** Opening Data for this exercise block **
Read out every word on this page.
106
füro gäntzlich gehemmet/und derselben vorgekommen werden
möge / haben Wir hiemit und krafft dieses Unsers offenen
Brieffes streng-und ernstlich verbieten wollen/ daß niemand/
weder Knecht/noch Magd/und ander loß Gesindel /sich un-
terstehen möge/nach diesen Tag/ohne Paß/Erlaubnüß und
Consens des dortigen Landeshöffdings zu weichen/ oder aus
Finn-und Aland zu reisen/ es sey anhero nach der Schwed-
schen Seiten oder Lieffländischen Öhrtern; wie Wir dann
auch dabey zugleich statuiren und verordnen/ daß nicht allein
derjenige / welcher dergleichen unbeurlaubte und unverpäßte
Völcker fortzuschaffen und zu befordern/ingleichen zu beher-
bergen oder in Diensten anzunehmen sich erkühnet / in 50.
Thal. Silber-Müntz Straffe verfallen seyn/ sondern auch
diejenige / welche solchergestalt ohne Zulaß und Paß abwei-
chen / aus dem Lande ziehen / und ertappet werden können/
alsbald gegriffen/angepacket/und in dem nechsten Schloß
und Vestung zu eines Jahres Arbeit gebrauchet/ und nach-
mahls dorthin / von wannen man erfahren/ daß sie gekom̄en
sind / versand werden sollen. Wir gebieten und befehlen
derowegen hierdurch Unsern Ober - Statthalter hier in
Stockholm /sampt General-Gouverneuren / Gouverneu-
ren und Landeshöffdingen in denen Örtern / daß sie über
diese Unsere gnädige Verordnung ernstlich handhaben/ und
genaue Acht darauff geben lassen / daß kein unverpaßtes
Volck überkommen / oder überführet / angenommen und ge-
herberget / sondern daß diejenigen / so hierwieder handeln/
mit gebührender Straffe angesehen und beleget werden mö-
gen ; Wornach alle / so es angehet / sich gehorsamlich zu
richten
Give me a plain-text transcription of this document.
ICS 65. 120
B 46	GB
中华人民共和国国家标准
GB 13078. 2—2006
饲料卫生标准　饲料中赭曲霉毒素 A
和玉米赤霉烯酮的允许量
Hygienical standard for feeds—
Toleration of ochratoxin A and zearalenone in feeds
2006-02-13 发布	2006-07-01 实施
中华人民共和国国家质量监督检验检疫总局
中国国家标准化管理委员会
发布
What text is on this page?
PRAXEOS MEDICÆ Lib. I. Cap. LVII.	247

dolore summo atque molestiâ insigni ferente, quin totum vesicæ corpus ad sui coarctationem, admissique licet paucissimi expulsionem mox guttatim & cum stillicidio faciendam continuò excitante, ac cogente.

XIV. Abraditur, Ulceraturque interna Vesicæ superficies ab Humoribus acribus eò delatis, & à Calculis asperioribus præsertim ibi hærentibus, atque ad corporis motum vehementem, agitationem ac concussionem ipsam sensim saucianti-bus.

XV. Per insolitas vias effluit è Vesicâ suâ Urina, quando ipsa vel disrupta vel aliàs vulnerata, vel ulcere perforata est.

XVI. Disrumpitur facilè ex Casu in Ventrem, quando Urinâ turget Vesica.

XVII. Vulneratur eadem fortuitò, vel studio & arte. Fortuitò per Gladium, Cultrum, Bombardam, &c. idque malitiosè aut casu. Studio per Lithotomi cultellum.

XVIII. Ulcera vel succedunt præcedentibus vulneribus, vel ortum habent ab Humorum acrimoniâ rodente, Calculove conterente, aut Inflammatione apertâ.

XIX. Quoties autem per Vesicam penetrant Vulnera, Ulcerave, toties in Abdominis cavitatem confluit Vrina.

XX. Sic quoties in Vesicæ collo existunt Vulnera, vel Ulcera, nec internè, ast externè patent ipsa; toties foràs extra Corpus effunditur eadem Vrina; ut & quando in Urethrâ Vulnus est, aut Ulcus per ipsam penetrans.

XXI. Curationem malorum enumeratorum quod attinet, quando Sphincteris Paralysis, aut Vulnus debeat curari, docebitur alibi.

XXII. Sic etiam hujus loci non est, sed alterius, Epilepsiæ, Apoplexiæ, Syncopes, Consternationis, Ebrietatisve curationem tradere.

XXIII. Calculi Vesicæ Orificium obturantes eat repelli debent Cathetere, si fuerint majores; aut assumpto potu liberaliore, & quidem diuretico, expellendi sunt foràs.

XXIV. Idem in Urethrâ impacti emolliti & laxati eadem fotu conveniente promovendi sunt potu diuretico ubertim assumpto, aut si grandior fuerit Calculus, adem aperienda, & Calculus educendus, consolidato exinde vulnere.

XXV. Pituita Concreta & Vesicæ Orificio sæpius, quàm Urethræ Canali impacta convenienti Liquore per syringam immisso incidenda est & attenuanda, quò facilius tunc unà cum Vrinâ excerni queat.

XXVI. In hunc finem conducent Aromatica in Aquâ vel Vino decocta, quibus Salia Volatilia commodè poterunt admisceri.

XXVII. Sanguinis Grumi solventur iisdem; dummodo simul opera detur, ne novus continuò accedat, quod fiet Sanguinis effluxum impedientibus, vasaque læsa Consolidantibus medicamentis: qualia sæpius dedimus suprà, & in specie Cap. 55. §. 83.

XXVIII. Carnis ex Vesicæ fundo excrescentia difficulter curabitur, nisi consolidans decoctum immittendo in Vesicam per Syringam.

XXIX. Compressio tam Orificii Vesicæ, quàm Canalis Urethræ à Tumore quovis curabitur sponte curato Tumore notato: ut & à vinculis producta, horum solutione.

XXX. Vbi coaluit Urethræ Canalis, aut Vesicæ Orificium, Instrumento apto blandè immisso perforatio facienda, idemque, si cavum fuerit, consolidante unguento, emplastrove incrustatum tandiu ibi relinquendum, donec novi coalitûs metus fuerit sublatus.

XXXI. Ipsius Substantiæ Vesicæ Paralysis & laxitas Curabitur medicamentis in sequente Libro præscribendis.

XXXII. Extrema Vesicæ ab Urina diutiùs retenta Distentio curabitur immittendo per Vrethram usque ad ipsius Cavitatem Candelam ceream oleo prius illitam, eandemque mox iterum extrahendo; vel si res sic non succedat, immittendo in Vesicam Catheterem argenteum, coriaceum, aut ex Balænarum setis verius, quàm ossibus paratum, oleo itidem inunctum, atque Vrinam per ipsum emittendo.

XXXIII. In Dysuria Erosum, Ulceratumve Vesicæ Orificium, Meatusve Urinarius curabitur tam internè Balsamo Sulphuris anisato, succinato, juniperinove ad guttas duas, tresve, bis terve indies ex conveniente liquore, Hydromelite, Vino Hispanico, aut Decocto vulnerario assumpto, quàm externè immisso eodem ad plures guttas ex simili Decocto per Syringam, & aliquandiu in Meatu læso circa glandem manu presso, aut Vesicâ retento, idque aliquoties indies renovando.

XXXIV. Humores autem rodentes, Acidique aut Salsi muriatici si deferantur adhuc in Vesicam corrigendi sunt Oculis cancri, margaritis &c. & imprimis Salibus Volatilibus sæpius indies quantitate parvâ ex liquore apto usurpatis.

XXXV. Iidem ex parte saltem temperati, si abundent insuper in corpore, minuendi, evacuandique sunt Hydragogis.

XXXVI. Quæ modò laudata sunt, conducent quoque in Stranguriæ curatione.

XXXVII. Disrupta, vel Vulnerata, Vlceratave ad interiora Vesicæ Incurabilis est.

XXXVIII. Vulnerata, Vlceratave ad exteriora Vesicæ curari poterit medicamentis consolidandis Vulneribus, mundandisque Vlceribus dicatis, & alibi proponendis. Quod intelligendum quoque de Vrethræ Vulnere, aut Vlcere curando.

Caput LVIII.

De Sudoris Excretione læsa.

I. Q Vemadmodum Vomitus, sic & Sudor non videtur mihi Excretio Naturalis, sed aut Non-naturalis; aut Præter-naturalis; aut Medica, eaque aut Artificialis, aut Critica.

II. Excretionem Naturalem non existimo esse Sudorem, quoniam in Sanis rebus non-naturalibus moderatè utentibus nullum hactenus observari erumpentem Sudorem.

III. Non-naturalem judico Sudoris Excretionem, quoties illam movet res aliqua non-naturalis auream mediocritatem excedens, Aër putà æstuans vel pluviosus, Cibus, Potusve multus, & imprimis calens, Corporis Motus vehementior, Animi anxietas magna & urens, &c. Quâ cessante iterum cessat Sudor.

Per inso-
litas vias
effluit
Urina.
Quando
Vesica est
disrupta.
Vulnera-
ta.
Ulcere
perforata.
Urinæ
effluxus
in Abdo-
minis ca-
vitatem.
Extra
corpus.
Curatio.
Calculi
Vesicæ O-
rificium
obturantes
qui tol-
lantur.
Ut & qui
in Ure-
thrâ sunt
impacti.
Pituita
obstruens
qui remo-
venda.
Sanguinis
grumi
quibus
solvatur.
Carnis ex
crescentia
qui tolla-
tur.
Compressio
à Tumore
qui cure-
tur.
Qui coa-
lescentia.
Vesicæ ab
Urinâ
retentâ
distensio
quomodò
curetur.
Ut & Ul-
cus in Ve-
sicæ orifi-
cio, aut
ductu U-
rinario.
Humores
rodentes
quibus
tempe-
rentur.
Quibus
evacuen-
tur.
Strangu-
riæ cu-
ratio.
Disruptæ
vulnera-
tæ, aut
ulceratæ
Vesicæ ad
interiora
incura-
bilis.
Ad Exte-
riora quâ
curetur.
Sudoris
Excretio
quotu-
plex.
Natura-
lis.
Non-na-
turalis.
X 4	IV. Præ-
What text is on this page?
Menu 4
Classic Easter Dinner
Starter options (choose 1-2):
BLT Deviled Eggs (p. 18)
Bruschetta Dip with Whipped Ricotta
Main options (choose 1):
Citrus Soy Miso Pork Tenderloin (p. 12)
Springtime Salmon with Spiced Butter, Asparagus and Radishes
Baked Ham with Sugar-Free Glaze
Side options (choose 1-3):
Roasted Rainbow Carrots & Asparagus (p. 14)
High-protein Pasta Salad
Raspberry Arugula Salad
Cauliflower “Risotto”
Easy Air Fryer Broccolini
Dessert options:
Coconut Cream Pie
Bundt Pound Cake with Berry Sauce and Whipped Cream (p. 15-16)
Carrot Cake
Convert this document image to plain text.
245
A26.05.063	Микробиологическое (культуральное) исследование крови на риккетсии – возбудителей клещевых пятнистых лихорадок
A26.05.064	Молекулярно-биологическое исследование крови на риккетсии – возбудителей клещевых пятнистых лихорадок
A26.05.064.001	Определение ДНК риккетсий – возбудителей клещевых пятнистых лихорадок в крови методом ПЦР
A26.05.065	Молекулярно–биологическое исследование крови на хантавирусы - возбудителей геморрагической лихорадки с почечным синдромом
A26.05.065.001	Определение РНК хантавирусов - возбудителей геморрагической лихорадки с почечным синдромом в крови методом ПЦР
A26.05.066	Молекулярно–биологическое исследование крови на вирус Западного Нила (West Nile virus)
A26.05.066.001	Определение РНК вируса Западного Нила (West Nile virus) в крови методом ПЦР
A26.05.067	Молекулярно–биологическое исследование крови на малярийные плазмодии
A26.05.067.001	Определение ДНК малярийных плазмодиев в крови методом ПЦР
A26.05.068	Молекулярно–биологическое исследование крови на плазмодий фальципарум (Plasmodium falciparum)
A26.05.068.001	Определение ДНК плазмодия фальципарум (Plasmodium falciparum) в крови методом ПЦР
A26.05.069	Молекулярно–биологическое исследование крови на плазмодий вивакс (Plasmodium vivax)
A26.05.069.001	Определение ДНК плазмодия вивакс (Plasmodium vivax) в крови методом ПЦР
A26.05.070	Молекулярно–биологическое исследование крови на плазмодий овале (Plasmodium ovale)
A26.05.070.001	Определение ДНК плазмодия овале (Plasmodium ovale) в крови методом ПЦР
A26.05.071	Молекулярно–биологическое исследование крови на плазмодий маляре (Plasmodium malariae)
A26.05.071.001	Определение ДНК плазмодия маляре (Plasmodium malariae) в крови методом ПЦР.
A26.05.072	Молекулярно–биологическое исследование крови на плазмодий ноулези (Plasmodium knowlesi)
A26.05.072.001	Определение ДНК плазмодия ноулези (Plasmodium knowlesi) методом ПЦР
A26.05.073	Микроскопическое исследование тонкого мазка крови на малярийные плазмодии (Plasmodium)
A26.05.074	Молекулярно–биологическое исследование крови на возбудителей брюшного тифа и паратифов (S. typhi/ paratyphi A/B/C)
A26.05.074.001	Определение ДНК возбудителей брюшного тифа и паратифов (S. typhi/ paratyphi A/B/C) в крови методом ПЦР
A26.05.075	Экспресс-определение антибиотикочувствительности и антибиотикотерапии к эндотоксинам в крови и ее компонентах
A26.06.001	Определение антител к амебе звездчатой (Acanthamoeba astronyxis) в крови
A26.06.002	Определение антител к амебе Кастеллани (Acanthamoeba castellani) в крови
** Closing Data for this exercise block **
● Aim of the task:
Whenever a line above has the word "West" in it, copy that line.

● Response area:
A26.05.066	Молекулярно–биологическое исследование крови на вирус Западного Нила (West Nile virus)
A26.05.066.001	Определение РНК вируса Западного Нила (West Nile virus) в крови методом ПЦР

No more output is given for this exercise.